▶ [Aim of the task]:
Your task is to repeat all of the material exactly.

▶ [Data]:
Start

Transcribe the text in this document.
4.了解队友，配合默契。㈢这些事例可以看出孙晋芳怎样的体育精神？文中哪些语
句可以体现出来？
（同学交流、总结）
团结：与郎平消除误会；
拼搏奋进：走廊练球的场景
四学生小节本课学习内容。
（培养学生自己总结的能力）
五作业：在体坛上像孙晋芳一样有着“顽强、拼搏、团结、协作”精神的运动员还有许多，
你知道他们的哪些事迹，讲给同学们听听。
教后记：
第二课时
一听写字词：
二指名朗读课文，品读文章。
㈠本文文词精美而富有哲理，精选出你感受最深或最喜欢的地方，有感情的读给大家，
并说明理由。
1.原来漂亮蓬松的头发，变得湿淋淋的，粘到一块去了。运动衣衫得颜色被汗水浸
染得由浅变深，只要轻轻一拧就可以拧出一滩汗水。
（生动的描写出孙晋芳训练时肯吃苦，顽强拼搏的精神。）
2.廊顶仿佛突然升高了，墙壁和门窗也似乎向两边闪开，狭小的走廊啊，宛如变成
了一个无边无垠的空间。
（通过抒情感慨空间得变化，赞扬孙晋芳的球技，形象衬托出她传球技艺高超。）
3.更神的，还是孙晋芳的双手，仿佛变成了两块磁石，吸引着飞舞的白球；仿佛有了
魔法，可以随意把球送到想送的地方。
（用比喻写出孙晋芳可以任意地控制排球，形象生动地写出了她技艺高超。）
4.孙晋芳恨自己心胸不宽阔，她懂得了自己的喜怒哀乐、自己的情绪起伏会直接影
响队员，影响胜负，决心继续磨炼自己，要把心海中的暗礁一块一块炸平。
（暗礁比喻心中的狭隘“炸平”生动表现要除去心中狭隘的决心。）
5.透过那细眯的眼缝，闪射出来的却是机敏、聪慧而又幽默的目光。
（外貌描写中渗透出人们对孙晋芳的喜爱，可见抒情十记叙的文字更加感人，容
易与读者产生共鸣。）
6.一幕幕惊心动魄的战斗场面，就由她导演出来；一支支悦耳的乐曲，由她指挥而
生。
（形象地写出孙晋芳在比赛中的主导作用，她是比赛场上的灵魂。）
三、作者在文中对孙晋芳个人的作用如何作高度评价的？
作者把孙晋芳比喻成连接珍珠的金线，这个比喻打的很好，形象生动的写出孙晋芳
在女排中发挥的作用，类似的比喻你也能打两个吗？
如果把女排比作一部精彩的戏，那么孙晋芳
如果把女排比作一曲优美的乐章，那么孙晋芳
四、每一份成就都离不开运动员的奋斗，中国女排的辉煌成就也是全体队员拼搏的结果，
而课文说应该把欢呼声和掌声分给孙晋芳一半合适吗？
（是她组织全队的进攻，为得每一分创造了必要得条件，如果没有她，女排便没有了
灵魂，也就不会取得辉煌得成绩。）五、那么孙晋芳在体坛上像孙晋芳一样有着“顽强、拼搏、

End

▶ [Finished task]:
Transcribe the text in this document.
4.了解队友，配合默契。㈢这些事例可以看出孙晋芳怎样的体育精神？文中哪些语
句可以体现出来？
（同学交流、总结）
团结：与郎平消除误会；
拼搏奋进：走廊练球的场景
四学生小节本课学习内容。
（培养学生自己总结的能力）
五作业：在体坛上像孙晋芳一样有着“顽强、拼搏、团结、协作”精神的运动员还有许多，
你知道他们的哪些事迹，讲给同学们听听。
教后记：
第二课时
一听写字词：
二指名朗读课文，品读文章。
㈠本文文词精美而富有哲理，精选出你感受最深或最喜欢的地方，有感情的读给大家，
并说明理由。
1.原来漂亮蓬松的头发，变得湿淋淋的，粘到一块去了。运动衣衫得颜色被汗水浸
染得由浅变深，只要轻轻一拧就可以拧出一滩汗水。
（生动的描写出孙晋芳训练时肯吃苦，顽强拼搏的精神。）
2.廊顶仿佛突然升高了，墙壁和门窗也似乎向两边闪开，狭小的走廊啊，宛如变成
了一个无边无垠的空间。
（通过抒情感慨空间得变化，赞扬孙晋芳的球技，形象衬托出她传球技艺高超。）
3.更神的，还是孙晋芳的双手，仿佛变成了两块磁石，吸引着飞舞的白球；仿佛有了
魔法，可以随意把球送到想送的地方。
（用比喻写出孙晋芳可以任意地控制排球，形象生动地写出了她技艺高超。）
4.孙晋芳恨自己心胸不宽阔，她懂得了自己的喜怒哀乐、自己的情绪起伏会直接影
响队员，影响胜负，决心继续磨炼自己，要把心海中的暗礁一块一块炸平。
（暗礁比喻心中的狭隘“炸平”生动表现要除去心中狭隘的决心。）
5.透过那细眯的眼缝，闪射出来的却是机敏、聪慧而又幽默的目光。
（外貌描写中渗透出人们对孙晋芳的喜爱，可见抒情十记叙的文字更加感人，容
易与读者产生共鸣。）
6.一幕幕惊心动魄的战斗场面，就由她导演出来；一支支悦耳的乐曲，由她指挥而
生。
（形象地写出孙晋芳在比赛中的主导作用，她是比赛场上的灵魂。）
三、作者在文中对孙晋芳个人的作用如何作高度评价的？
作者把孙晋芳比喻成连接珍珠的金线，这个比喻打的很好，形象生动的写出孙晋芳
在女排中发挥的作用，类似的比喻你也能打两个吗？
如果把女排比作一部精彩的戏，那么孙晋芳
如果把女排比作一曲优美的乐章，那么孙晋芳
四、每一份成就都离不开运动员的奋斗，中国女排的辉煌成就也是全体队员拼搏的结果，
而课文说应该把欢呼声和掌声分给孙晋芳一半合适吗？
（是她组织全队的进攻，为得每一分创造了必要得条件，如果没有她，女排便没有了
灵魂，也就不会取得辉煌得成绩。）五、那么孙晋芳在体坛上像孙晋芳一样有着“顽强、拼搏、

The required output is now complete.